**Task details**
Reproduce the listing below exactly, minus its pictures.

**Data extract**
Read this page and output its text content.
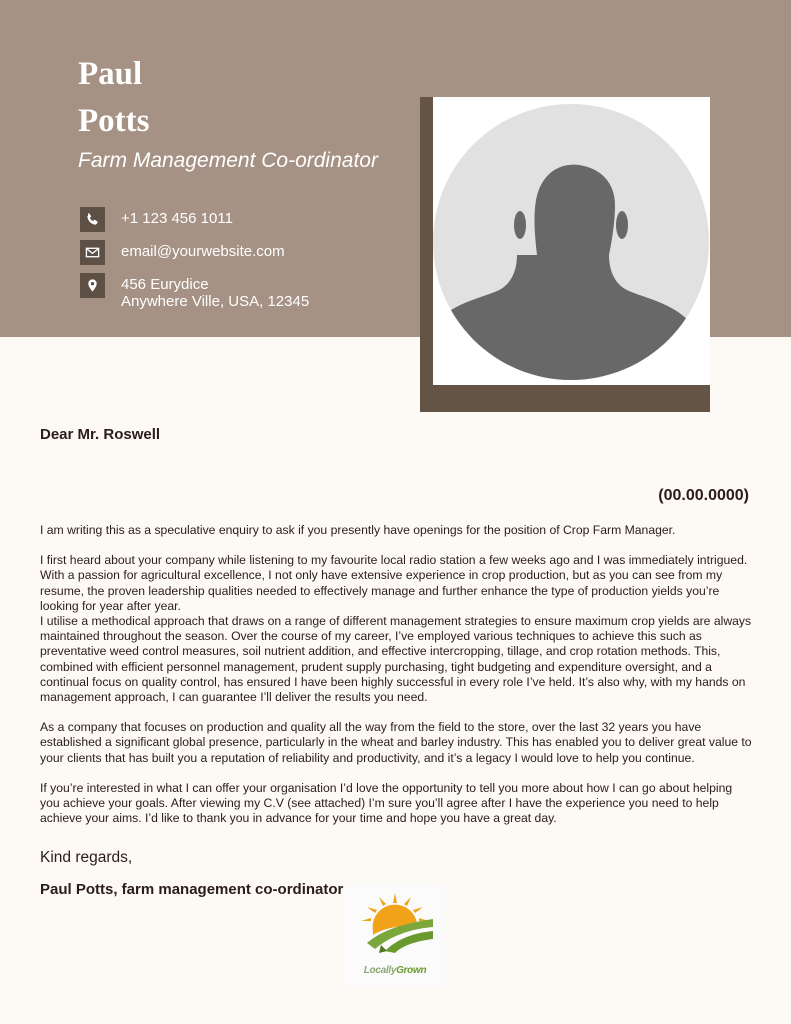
Paul
Potts
Farm Management Co-ordinator
+1 123 456 1011
email@yourwebsite.com
456 Eurydice
Anywhere Ville, USA, 12345
Dear Mr. Roswell
(00.00.0000)

I am writing this as a speculative enquiry to ask if you presently have openings for the position of Crop Farm Manager.

I first heard about your company while listening to my favourite local radio station a few weeks ago and I was immediately intrigued. With a passion for agricultural excellence, I not only have extensive experience in crop production, but as you can see from my resume, the proven leadership qualities needed to effectively manage and further enhance the type of production yields you’re looking for year after year.

I utilise a methodical approach that draws on a range of different management strategies to ensure maximum crop yields are always maintained throughout the season. Over the course of my career, I’ve employed various techniques to achieve this such as preventative weed control measures, soil nutrient addition, and effective intercropping, tillage, and crop rotation methods. This, combined with efficient personnel management, prudent supply purchasing, tight budgeting and expenditure oversight, and a continual focus on quality control, has ensured I have been highly successful in every role I’ve held. It’s also why, with my hands on management approach, I can guarantee I’ll deliver the results you need.

As a company that focuses on production and quality all the way from the field to the store, over the last 32 years you have established a significant global presence, particularly in the wheat and barley industry. This has enabled you to deliver great value to your clients that has built you a reputation of reliability and productivity, and it’s a legacy I would love to help you continue.

If you’re interested in what I can offer your organisation I’d love the opportunity to tell you more about how I can go about helping you achieve your goals. After viewing my C.V (see attached) I’m sure you’ll agree after I have the experience you need to help achieve your aims. I’d like to thank you in advance for your time and hope you have a great day.

Kind regards,
Paul Potts, farm management co-ordinator
LocallyGrown
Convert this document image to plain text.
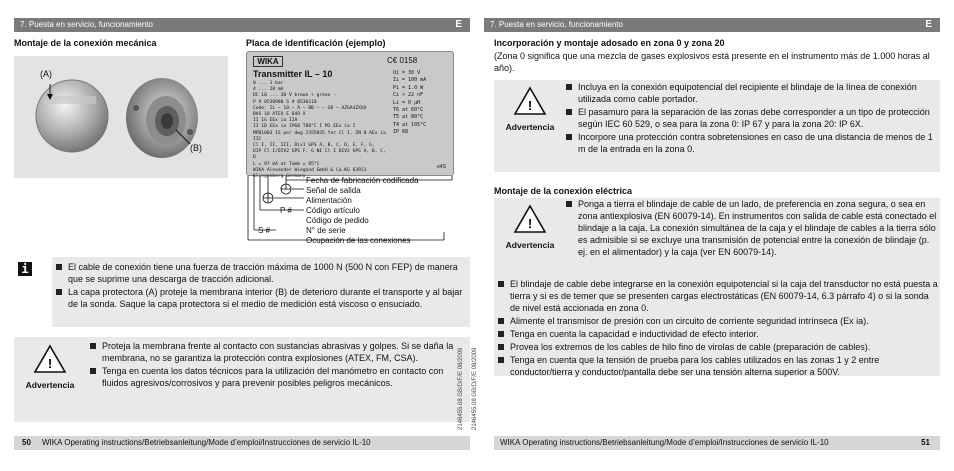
7. Puesta en servicio, funcionamiento	E
Montaje de la conexión mecánica	Placa de identificación (ejemplo)
(A)
(B)
WIKA	C€ 0158
Transmitter IL – 10
0 ... 1 bar
4 ... 20 mA
DC 10 ... 30 V brown + green -
P # 0530980 S # 0530110
Code: IL – 10 – A – BB – – GD – AZGA4ZXXA
BVS 10 ATEX E 049 X
II 1G EEx ia IIA
II 1D EEx ia IP68 T80°C I M1 EEx ia I
MPB1003 IS per dwg 2355035 for Cl I, ZN 0 AEx ia IIC
Cl I, II, III, Div1 GPS A, B, C, D, E, F, G,
DIP Cl I/DIV2 GPS F, G NI Cl I DIV2 GPS A, B, C, D
L = 97 mA at Tamb = 85°C
WIKA Alexander Wiegand GmbH & Co.KG 63911 Klingenberg Germany
Ui = 30 V
Ii = 100 mA
Pi = 1.0 W
Ci < 22 nF
Li = 0 µH
T6 at 60°C
T5 at 80°C
T4 at 105°C
IP 68
e4S
Fecha de fabricación codificada
Señal de salida
Alimentación
Código artículo
Código de pedido
N° de serie
Ocupación de las conexiones
P #
S #
i	El cable de conexión tiene una fuerza de tracción máxima de 1000 N (500 N con FEP) de manera que se suprime una descarga de tracción adicional.
La capa protectora (A) proteje la membrana interior (B) de deterioro durante el transporte y al bajar de la sonda. Saque la capa protectora si el medio de medición está viscoso o ensuciado.
!
Advertencia
Proteja la membrana frente al contacto con sustancias abrasivas y golpes. Si se daña la membrana, no se garantiza la protección contra explosiones (ATEX, FM, CSA).
Tenga en cuenta los datos técnicos para la utilización del manómetro en contacto con fluidos agresivos/corrosivos y para prevenir posibles peligros mecánicos.
50 WIKA Operating instructions/Betriebsanleitung/Mode d’emploi/Instrucciones de servicio IL-10
2146455.08 GB/D/F/E 08/2009 2146455.08 GB/D/F/E 08/2009
7. Puesta en servicio, funcionamiento	E
Incorporación y montaje adosado en zona 0 y zona 20
(Zona 0 significa que una mezcla de gases explosivos está presente en el instrumento más de 1.000 horas al año).
!
Advertencia
Incluya en la conexión equipotencial del recipiente el blindaje de la línea de conexión utilizada como cable portador.
El pasamuro para la separación de las zonas debe corresponder a un tipo de protección según IEC 60 529, o sea para la zona 0: IP 67 y para la zona 20: IP 6X.
Incorpore una protección contra sobretensiones en caso de una distancia de menos de 1 m de la entrada en la zona 0.
Montaje de la conexión eléctrica
!
Advertencia
Ponga a tierra el blindaje de cable de un lado, de preferencia en zona segura, o sea en zona antiexplosiva (EN 60079-14). En instrumentos con salida de cable está conectado el blindaje a la caja. La conexión simultánea de la caja y el blindaje de cables a la tierra sólo es admisible si se excluye una transmisión de potencial entre la conexión de blindaje (p. ej. en el alimentador) y la caja (ver EN 60079-14).
El blindaje de cable debe integrarse en la conexión equipotencial si la caja del transductor no está puesta a tierra y si es de temer que se presenten cargas electrostáticas (EN 60079-14, 6.3 párrafo 4) o si la sonda de nivel está accionada en zona 0.
Alimente el transmisor de presión con un circuito de corriente seguridad intrínseca (Ex ia).
Tenga en cuenta la capacidad e inductividad de efecto interior.
Provea los extremos de los cables de hilo fino de virolas de cable (preparación de cables).
Tenga en cuenta que la tensión de prueba para los cables utilizados en las zonas 1 y 2 entre conductor/tierra y conductor/pantalla debe ser una tensión alterna superior a 500V.
WIKA Operating instructions/Betriebsanleitung/Mode d’emploi/Instrucciones de servicio IL-10	51
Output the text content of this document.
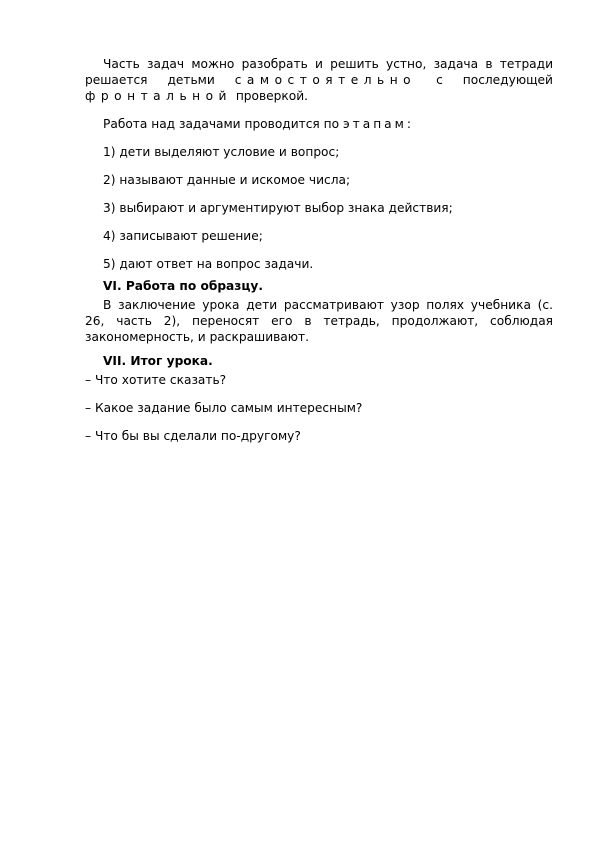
Часть задач можно разобрать и решить устно, задача в тетради решается детьми самостоятельно с последующей фронтальной проверкой.

Работа над задачами проводится по этапам:

1) дети выделяют условие и вопрос;

2) называют данные и искомое числа;

3) выбирают и аргументируют выбор знака действия;

4) записывают решение;

5) дают ответ на вопрос задачи.

VI. Работа по образцу.

В заключение урока дети рассматривают узор полях учебника (с. 26, часть 2), переносят его в тетрадь, продолжают, соблюдая закономерность, и раскрашивают.

VII. Итог урока.

– Что хотите сказать?

– Какое задание было самым интересным?

– Что бы вы сделали по-другому?
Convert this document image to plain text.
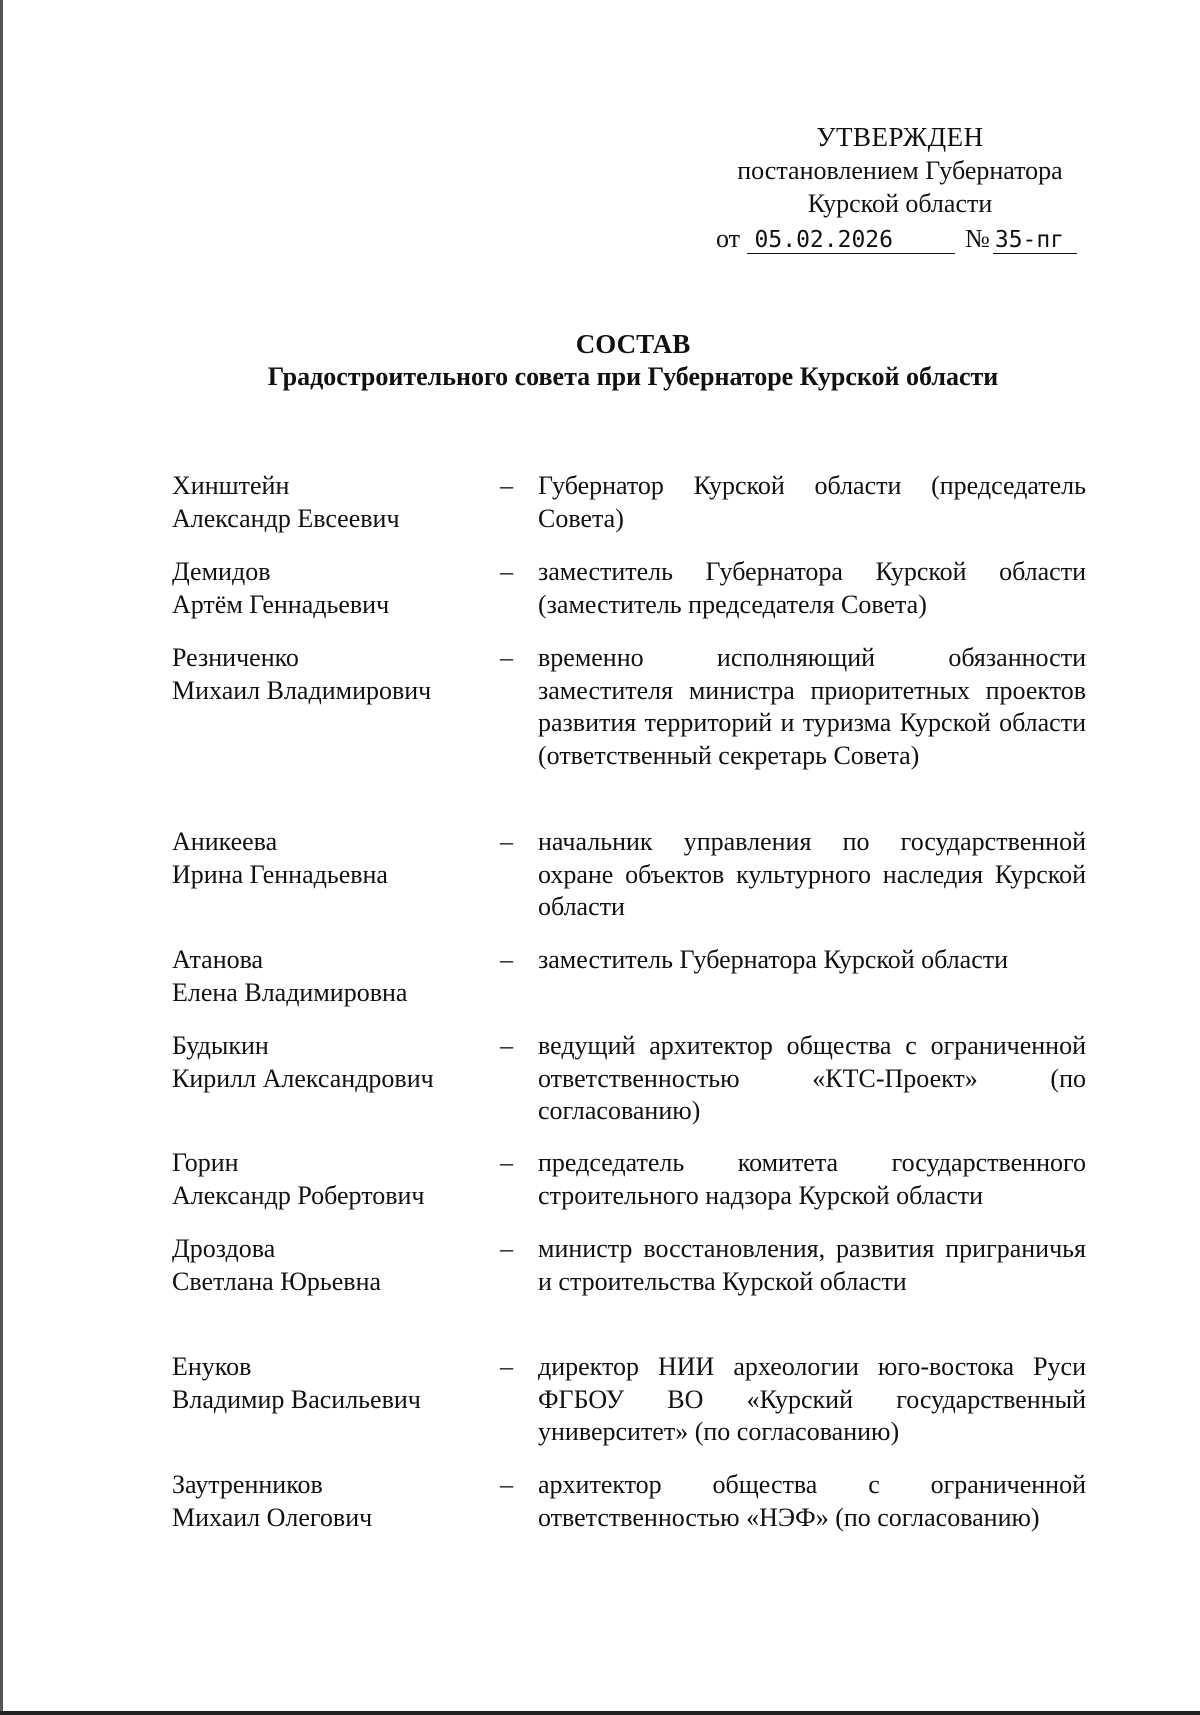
УТВЕРЖДЕН
постановлением Губернатора
Курской области
от 05.02.2026	№ 35-пг
СОСТАВ
Градостроительного совета при Губернаторе Курской области
Хинштейн
Александр Евсеевич
– Губернатор Курской области (председатель Совета)
Демидов
Артём Геннадьевич
– заместитель Губернатора Курской области (заместитель председателя Совета)
Резниченко
Михаил Владимирович
– временно исполняющий обязанности заместителя министра приоритетных проектов развития территорий и туризма Курской области (ответственный секретарь Совета)
Аникеева
Ирина Геннадьевна
– начальник управления по государственной охране объектов культурного наследия Курской области
Атанова
Елена Владимировна
– заместитель Губернатора Курской области
Будыкин
Кирилл Александрович
– ведущий архитектор общества с ограниченной ответственностью «КТС-Проект» (по согласованию)
Горин
Александр Робертович
– председатель комитета государственного строительного надзора Курской области
Дроздова
Светлана Юрьевна
– министр восстановления, развития приграничья и строительства Курской области
Енуков
Владимир Васильевич
– директор НИИ археологии юго-востока Руси ФГБОУ ВО «Курский государственный университет» (по согласованию)
Заутренников
Михаил Олегович
– архитектор общества с ограниченной ответственностью «НЭФ» (по согласованию)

**Task answer**
Read this page and output its text content.
Paul
Potts
Farm Management Co-ordinator
+1 123 456 1011
email@yourwebsite.com
456 Eurydice
Anywhere Ville, USA, 12345
Dear Mr. Roswell
(00.00.0000)

I am writing this as a speculative enquiry to ask if you presently have openings for the position of Crop Farm Manager.

I first heard about your company while listening to my favourite local radio station a few weeks ago and I was immediately intrigued. With a passion for agricultural excellence, I not only have extensive experience in crop production, but as you can see from my resume, the proven leadership qualities needed to effectively manage and further enhance the type of production yields you’re looking for year after year.

I utilise a methodical approach that draws on a range of different management strategies to ensure maximum crop yields are always maintained throughout the season. Over the course of my career, I’ve employed various techniques to achieve this such as preventative weed control measures, soil nutrient addition, and effective intercropping, tillage, and crop rotation methods. This, combined with efficient personnel management, prudent supply purchasing, tight budgeting and expenditure oversight, and a continual focus on quality control, has ensured I have been highly successful in every role I’ve held. It’s also why, with my hands on management approach, I can guarantee I’ll deliver the results you need.

As a company that focuses on production and quality all the way from the field to the store, over the last 32 years you have established a significant global presence, particularly in the wheat and barley industry. This has enabled you to deliver great value to your clients that has built you a reputation of reliability and productivity, and it’s a legacy I would love to help you continue.

If you’re interested in what I can offer your organisation I’d love the opportunity to tell you more about how I can go about helping you achieve your goals. After viewing my C.V (see attached) I’m sure you’ll agree after I have the experience you need to help achieve your aims. I’d like to thank you in advance for your time and hope you have a great day.

Kind regards,
Paul Potts, farm management co-ordinator
LocallyGrown
Convert this document image to plain text.
7. Puesta en servicio, funcionamiento	E
Montaje de la conexión mecánica	Placa de identificación (ejemplo)
(A)
(B)
WIKA	C€ 0158
Transmitter IL – 10
0 ... 1 bar
4 ... 20 mA
DC 10 ... 30 V brown + green -
P # 0530980 S # 0530110
Code: IL – 10 – A – BB – – GD – AZGA4ZXXA
BVS 10 ATEX E 049 X
II 1G EEx ia IIA
II 1D EEx ia IP68 T80°C I M1 EEx ia I
MPB1003 IS per dwg 2355035 for Cl I, ZN 0 AEx ia IIC
Cl I, II, III, Div1 GPS A, B, C, D, E, F, G,
DIP Cl I/DIV2 GPS F, G NI Cl I DIV2 GPS A, B, C, D
L = 97 mA at Tamb = 85°C
WIKA Alexander Wiegand GmbH & Co.KG 63911 Klingenberg Germany
Ui = 30 V
Ii = 100 mA
Pi = 1.0 W
Ci < 22 nF
Li = 0 µH
T6 at 60°C
T5 at 80°C
T4 at 105°C
IP 68
e4S
Fecha de fabricación codificada
Señal de salida
Alimentación
Código artículo
Código de pedido
N° de serie
Ocupación de las conexiones
P #
S #
i	El cable de conexión tiene una fuerza de tracción máxima de 1000 N (500 N con FEP) de manera que se suprime una descarga de tracción adicional.
La capa protectora (A) proteje la membrana interior (B) de deterioro durante el transporte y al bajar de la sonda. Saque la capa protectora si el medio de medición está viscoso o ensuciado.
!
Advertencia
Proteja la membrana frente al contacto con sustancias abrasivas y golpes. Si se daña la membrana, no se garantiza la protección contra explosiones (ATEX, FM, CSA).
Tenga en cuenta los datos técnicos para la utilización del manómetro en contacto con fluidos agresivos/corrosivos y para prevenir posibles peligros mecánicos.
50 WIKA Operating instructions/Betriebsanleitung/Mode d’emploi/Instrucciones de servicio IL-10
2146455.08 GB/D/F/E 08/2009 2146455.08 GB/D/F/E 08/2009
7. Puesta en servicio, funcionamiento	E
Incorporación y montaje adosado en zona 0 y zona 20
(Zona 0 significa que una mezcla de gases explosivos está presente en el instrumento más de 1.000 horas al año).
!
Advertencia
Incluya en la conexión equipotencial del recipiente el blindaje de la línea de conexión utilizada como cable portador.
El pasamuro para la separación de las zonas debe corresponder a un tipo de protección según IEC 60 529, o sea para la zona 0: IP 67 y para la zona 20: IP 6X.
Incorpore una protección contra sobretensiones en caso de una distancia de menos de 1 m de la entrada en la zona 0.
Montaje de la conexión eléctrica
!
Advertencia
Ponga a tierra el blindaje de cable de un lado, de preferencia en zona segura, o sea en zona antiexplosiva (EN 60079-14). En instrumentos con salida de cable está conectado el blindaje a la caja. La conexión simultánea de la caja y el blindaje de cables a la tierra sólo es admisible si se excluye una transmisión de potencial entre la conexión de blindaje (p. ej. en el alimentador) y la caja (ver EN 60079-14).
El blindaje de cable debe integrarse en la conexión equipotencial si la caja del transductor no está puesta a tierra y si es de temer que se presenten cargas electrostáticas (EN 60079-14, 6.3 párrafo 4) o si la sonda de nivel está accionada en zona 0.
Alimente el transmisor de presión con un circuito de corriente seguridad intrínseca (Ex ia).
Tenga en cuenta la capacidad e inductividad de efecto interior.
Provea los extremos de los cables de hilo fino de virolas de cable (preparación de cables).
Tenga en cuenta que la tensión de prueba para los cables utilizados en las zonas 1 y 2 entre conductor/tierra y conductor/pantalla debe ser una tensión alterna superior a 500V.
WIKA Operating instructions/Betriebsanleitung/Mode d’emploi/Instrucciones de servicio IL-10	51
Output the text content of this document.
Часть задач можно разобрать и решить устно, задача в тетради решается детьми самостоятельно с последующей фронтальной проверкой.

Работа над задачами проводится по этапам:

1) дети выделяют условие и вопрос;

2) называют данные и искомое числа;

3) выбирают и аргументируют выбор знака действия;

4) записывают решение;

5) дают ответ на вопрос задачи.

VI. Работа по образцу.

В заключение урока дети рассматривают узор полях учебника (с. 26, часть 2), переносят его в тетрадь, продолжают, соблюдая закономерность, и раскрашивают.

VII. Итог урока.

– Что хотите сказать?

– Какое задание было самым интересным?

– Что бы вы сделали по-другому?
Convert this document image to plain text.
УТВЕРЖДЕН
постановлением Губернатора
Курской области
от 05.02.2026	№ 35-пг
СОСТАВ
Градостроительного совета при Губернаторе Курской области
Хинштейн
Александр Евсеевич
– Губернатор Курской области (председатель Совета)
Демидов
Артём Геннадьевич
– заместитель Губернатора Курской области (заместитель председателя Совета)
Резниченко
Михаил Владимирович
– временно исполняющий обязанности заместителя министра приоритетных проектов развития территорий и туризма Курской области (ответственный секретарь Совета)
Аникеева
Ирина Геннадьевна
– начальник управления по государственной охране объектов культурного наследия Курской области
Атанова
Елена Владимировна
– заместитель Губернатора Курской области
Будыкин
Кирилл Александрович
– ведущий архитектор общества с ограниченной ответственностью «КТС-Проект» (по согласованию)
Горин
Александр Робертович
– председатель комитета государственного строительного надзора Курской области
Дроздова
Светлана Юрьевна
– министр восстановления, развития приграничья и строительства Курской области
Енуков
Владимир Васильевич
– директор НИИ археологии юго-востока Руси ФГБОУ ВО «Курский государственный университет» (по согласованию)
Заутренников
Михаил Олегович
– архитектор общества с ограниченной ответственностью «НЭФ» (по согласованию)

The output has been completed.